- [TASK OBJECTIVE]: Print the records again, character for character.

START

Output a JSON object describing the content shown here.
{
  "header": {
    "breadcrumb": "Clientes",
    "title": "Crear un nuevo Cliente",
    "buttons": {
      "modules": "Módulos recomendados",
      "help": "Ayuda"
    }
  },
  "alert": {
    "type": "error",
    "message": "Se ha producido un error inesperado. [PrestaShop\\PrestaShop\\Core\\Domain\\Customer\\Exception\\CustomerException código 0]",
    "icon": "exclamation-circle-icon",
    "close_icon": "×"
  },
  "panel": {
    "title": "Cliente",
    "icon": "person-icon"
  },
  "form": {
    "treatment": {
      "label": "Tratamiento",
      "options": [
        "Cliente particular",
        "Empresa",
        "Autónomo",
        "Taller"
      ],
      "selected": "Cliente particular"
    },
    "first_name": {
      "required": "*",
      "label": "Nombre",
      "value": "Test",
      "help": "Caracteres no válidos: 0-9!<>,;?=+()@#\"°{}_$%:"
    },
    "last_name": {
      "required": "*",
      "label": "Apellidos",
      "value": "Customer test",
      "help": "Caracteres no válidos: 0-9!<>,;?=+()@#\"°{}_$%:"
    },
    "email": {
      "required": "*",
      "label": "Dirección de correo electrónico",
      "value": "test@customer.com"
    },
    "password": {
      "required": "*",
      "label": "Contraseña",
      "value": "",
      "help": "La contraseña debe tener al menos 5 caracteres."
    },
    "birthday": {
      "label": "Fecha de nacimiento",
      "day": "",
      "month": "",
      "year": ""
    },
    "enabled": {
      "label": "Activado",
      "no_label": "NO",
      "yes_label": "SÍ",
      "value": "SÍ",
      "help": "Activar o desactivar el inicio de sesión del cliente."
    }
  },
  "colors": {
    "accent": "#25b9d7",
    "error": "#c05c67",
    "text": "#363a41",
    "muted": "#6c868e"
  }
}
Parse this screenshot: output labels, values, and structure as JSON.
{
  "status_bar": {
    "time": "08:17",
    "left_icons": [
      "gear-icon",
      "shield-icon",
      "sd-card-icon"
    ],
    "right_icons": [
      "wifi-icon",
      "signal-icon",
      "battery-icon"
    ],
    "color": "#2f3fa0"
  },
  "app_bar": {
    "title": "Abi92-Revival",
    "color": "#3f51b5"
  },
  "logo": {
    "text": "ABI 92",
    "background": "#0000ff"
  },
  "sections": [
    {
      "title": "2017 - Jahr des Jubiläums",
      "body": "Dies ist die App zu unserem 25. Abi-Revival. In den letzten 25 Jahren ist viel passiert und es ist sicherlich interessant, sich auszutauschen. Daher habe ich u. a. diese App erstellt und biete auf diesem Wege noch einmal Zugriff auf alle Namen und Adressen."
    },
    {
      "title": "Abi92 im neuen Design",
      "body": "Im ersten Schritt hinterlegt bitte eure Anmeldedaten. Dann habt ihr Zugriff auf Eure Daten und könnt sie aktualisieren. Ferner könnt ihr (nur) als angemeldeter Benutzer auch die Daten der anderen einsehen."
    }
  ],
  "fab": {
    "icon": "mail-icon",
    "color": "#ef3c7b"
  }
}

END

- [WRITTEN RESPONSE]:
Output a JSON object describing the content shown here.
{
  "header": {
    "breadcrumb": "Clientes",
    "title": "Crear un nuevo Cliente",
    "buttons": {
      "modules": "Módulos recomendados",
      "help": "Ayuda"
    }
  },
  "alert": {
    "type": "error",
    "message": "Se ha producido un error inesperado. [PrestaShop\\PrestaShop\\Core\\Domain\\Customer\\Exception\\CustomerException código 0]",
    "icon": "exclamation-circle-icon",
    "close_icon": "×"
  },
  "panel": {
    "title": "Cliente",
    "icon": "person-icon"
  },
  "form": {
    "treatment": {
      "label": "Tratamiento",
      "options": [
        "Cliente particular",
        "Empresa",
        "Autónomo",
        "Taller"
      ],
      "selected": "Cliente particular"
    },
    "first_name": {
      "required": "*",
      "label": "Nombre",
      "value": "Test",
      "help": "Caracteres no válidos: 0-9!<>,;?=+()@#\"°{}_$%:"
    },
    "last_name": {
      "required": "*",
      "label": "Apellidos",
      "value": "Customer test",
      "help": "Caracteres no válidos: 0-9!<>,;?=+()@#\"°{}_$%:"
    },
    "email": {
      "required": "*",
      "label": "Dirección de correo electrónico",
      "value": "test@customer.com"
    },
    "password": {
      "required": "*",
      "label": "Contraseña",
      "value": "",
      "help": "La contraseña debe tener al menos 5 caracteres."
    },
    "birthday": {
      "label": "Fecha de nacimiento",
      "day": "",
      "month": "",
      "year": ""
    },
    "enabled": {
      "label": "Activado",
      "no_label": "NO",
      "yes_label": "SÍ",
      "value": "SÍ",
      "help": "Activar o desactivar el inicio de sesión del cliente."
    }
  },
  "colors": {
    "accent": "#25b9d7",
    "error": "#c05c67",
    "text": "#363a41",
    "muted": "#6c868e"
  }
}
Parse this screenshot: output labels, values, and structure as JSON.
{
  "status_bar": {
    "time": "08:17",
    "left_icons": [
      "gear-icon",
      "shield-icon",
      "sd-card-icon"
    ],
    "right_icons": [
      "wifi-icon",
      "signal-icon",
      "battery-icon"
    ],
    "color": "#2f3fa0"
  },
  "app_bar": {
    "title": "Abi92-Revival",
    "color": "#3f51b5"
  },
  "logo": {
    "text": "ABI 92",
    "background": "#0000ff"
  },
  "sections": [
    {
      "title": "2017 - Jahr des Jubiläums",
      "body": "Dies ist die App zu unserem 25. Abi-Revival. In den letzten 25 Jahren ist viel passiert und es ist sicherlich interessant, sich auszutauschen. Daher habe ich u. a. diese App erstellt und biete auf diesem Wege noch einmal Zugriff auf alle Namen und Adressen."
    },
    {
      "title": "Abi92 im neuen Design",
      "body": "Im ersten Schritt hinterlegt bitte eure Anmeldedaten. Dann habt ihr Zugriff auf Eure Daten und könnt sie aktualisieren. Ferner könnt ihr (nur) als angemeldeter Benutzer auch die Daten der anderen einsehen."
    }
  ],
  "fab": {
    "icon": "mail-icon",
    "color": "#ef3c7b"
  }
}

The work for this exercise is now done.